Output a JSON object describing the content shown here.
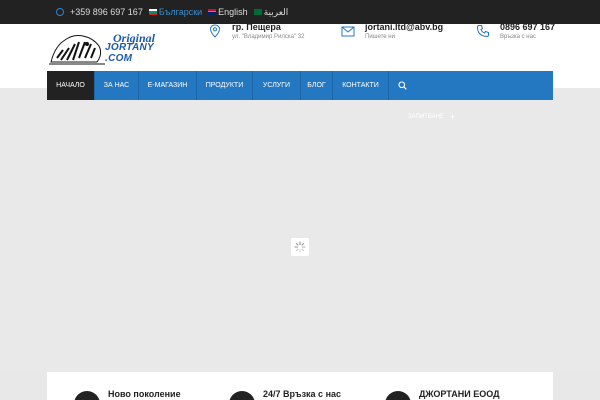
{
  "topbar": {
    "phone": "+359 896 697 167",
    "languages": [
      {
        "label": "Български",
        "flag": "bg",
        "active": true
      },
      {
        "label": "English",
        "flag": "en",
        "active": false
      },
      {
        "label": "العربية",
        "flag": "ar",
        "active": false
      }
    ]
  },
  "logo": {
    "script": "Original",
    "site": "JORTANY .COM"
  },
  "contacts": [
    {
      "title": "гр. Пещера",
      "sub": "ул. \"Владимир Рилска\" 32",
      "icon": "location-pin-icon"
    },
    {
      "title": "jortani.ltd@abv.bg",
      "sub": "Пишете ни",
      "icon": "envelope-icon"
    },
    {
      "title": "0896 697 167",
      "sub": "Връзка с нас",
      "icon": "phone-icon"
    }
  ],
  "nav": {
    "items": [
      "НАЧАЛО",
      "ЗА НАС",
      "Е-МАГАЗИН",
      "ПРОДУКТИ",
      "УСЛУГИ",
      "БЛОГ",
      "КОНТАКТИ"
    ],
    "active_index": 0
  },
  "hero": {
    "caption": "ЗАПИТВАНЕ"
  },
  "features": [
    {
      "label": "Ново поколение"
    },
    {
      "label": "24/7 Връзка с нас"
    },
    {
      "label": "ДЖОРТАНИ ЕООД"
    }
  ],
  "colors": {
    "accent": "#2478c2",
    "dark": "#222222"
  }
}
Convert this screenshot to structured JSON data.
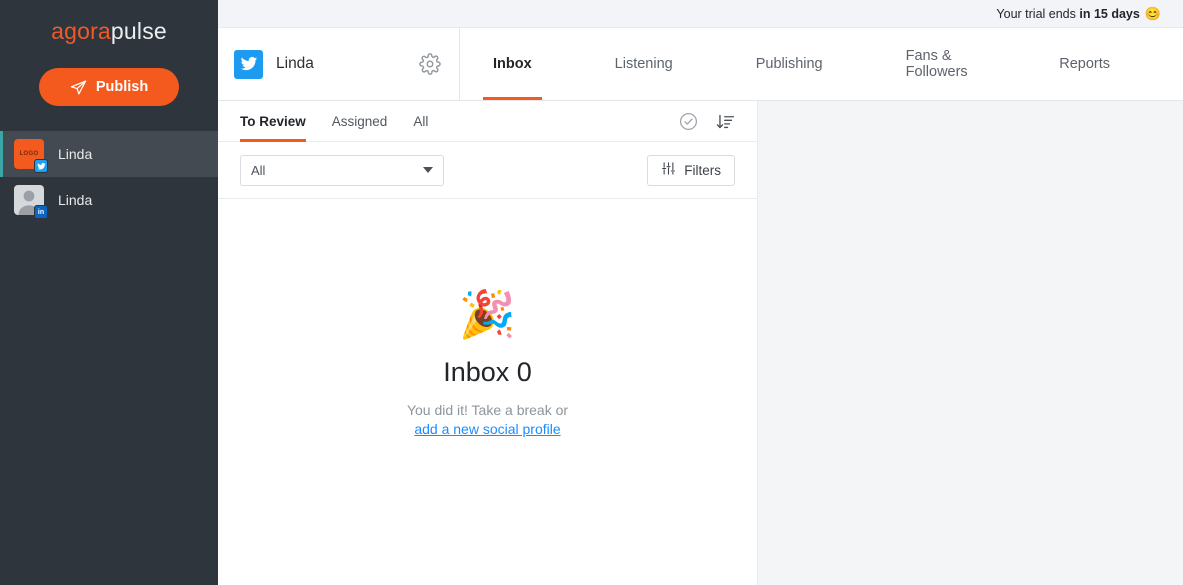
{
  "sidebar": {
    "brand": {
      "part1": "agora",
      "part2": "pulse"
    },
    "publish_label": "Publish",
    "profiles": [
      {
        "name": "Linda",
        "avatar_text": "LOGO",
        "network": "twitter",
        "badge_text": "",
        "active": true
      },
      {
        "name": "Linda",
        "avatar_text": "",
        "network": "linkedin",
        "badge_text": "in",
        "active": false
      }
    ]
  },
  "trial": {
    "prefix": "Your trial ends ",
    "bold": "in 15 days",
    "emoji": "😊"
  },
  "header": {
    "profile_name": "Linda",
    "tabs": [
      {
        "label": "Inbox",
        "active": true
      },
      {
        "label": "Listening",
        "active": false
      },
      {
        "label": "Publishing",
        "active": false
      },
      {
        "label": "Fans & Followers",
        "active": false
      },
      {
        "label": "Reports",
        "active": false
      }
    ]
  },
  "inbox": {
    "subtabs": [
      {
        "label": "To Review",
        "active": true
      },
      {
        "label": "Assigned",
        "active": false
      },
      {
        "label": "All",
        "active": false
      }
    ],
    "select_value": "All",
    "filters_label": "Filters",
    "empty": {
      "emoji": "🎉",
      "title": "Inbox 0",
      "subtitle": "You did it! Take a break or",
      "link": "add a new social profile"
    }
  },
  "colors": {
    "brand_orange": "#f4591d",
    "sidebar_bg": "#2f353d",
    "link_blue": "#1a8cff",
    "twitter_blue": "#1d9bf0",
    "linkedin_blue": "#0a66c2",
    "accent_teal": "#3aa6a6"
  }
}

☆ ☆ ☆

Instructions to follow
Omit every picture while copying the listing above exactly.

Result below
Output a JSON object describing the content shown here.
{
  "topbar": {
    "phone": "+359 896 697 167",
    "languages": [
      {
        "label": "Български",
        "flag": "bg",
        "active": true
      },
      {
        "label": "English",
        "flag": "en",
        "active": false
      },
      {
        "label": "العربية",
        "flag": "ar",
        "active": false
      }
    ]
  },
  "logo": {
    "script": "Original",
    "site": "JORTANY .COM"
  },
  "contacts": [
    {
      "title": "гр. Пещера",
      "sub": "ул. \"Владимир Рилска\" 32",
      "icon": "location-pin-icon"
    },
    {
      "title": "jortani.ltd@abv.bg",
      "sub": "Пишете ни",
      "icon": "envelope-icon"
    },
    {
      "title": "0896 697 167",
      "sub": "Връзка с нас",
      "icon": "phone-icon"
    }
  ],
  "nav": {
    "items": [
      "НАЧАЛО",
      "ЗА НАС",
      "Е-МАГАЗИН",
      "ПРОДУКТИ",
      "УСЛУГИ",
      "БЛОГ",
      "КОНТАКТИ"
    ],
    "active_index": 0
  },
  "hero": {
    "caption": "ЗАПИТВАНЕ"
  },
  "features": [
    {
      "label": "Ново поколение"
    },
    {
      "label": "24/7 Връзка с нас"
    },
    {
      "label": "ДЖОРТАНИ ЕООД"
    }
  ],
  "colors": {
    "accent": "#2478c2",
    "dark": "#222222"
  }
}
Convert this screenshot to structured JSON data.
{
  "sidebar": {
    "brand": {
      "part1": "agora",
      "part2": "pulse"
    },
    "publish_label": "Publish",
    "profiles": [
      {
        "name": "Linda",
        "avatar_text": "LOGO",
        "network": "twitter",
        "badge_text": "",
        "active": true
      },
      {
        "name": "Linda",
        "avatar_text": "",
        "network": "linkedin",
        "badge_text": "in",
        "active": false
      }
    ]
  },
  "trial": {
    "prefix": "Your trial ends ",
    "bold": "in 15 days",
    "emoji": "😊"
  },
  "header": {
    "profile_name": "Linda",
    "tabs": [
      {
        "label": "Inbox",
        "active": true
      },
      {
        "label": "Listening",
        "active": false
      },
      {
        "label": "Publishing",
        "active": false
      },
      {
        "label": "Fans & Followers",
        "active": false
      },
      {
        "label": "Reports",
        "active": false
      }
    ]
  },
  "inbox": {
    "subtabs": [
      {
        "label": "To Review",
        "active": true
      },
      {
        "label": "Assigned",
        "active": false
      },
      {
        "label": "All",
        "active": false
      }
    ],
    "select_value": "All",
    "filters_label": "Filters",
    "empty": {
      "emoji": "🎉",
      "title": "Inbox 0",
      "subtitle": "You did it! Take a break or",
      "link": "add a new social profile"
    }
  },
  "colors": {
    "brand_orange": "#f4591d",
    "sidebar_bg": "#2f353d",
    "link_blue": "#1a8cff",
    "twitter_blue": "#1d9bf0",
    "linkedin_blue": "#0a66c2",
    "accent_teal": "#3aa6a6"
  }
}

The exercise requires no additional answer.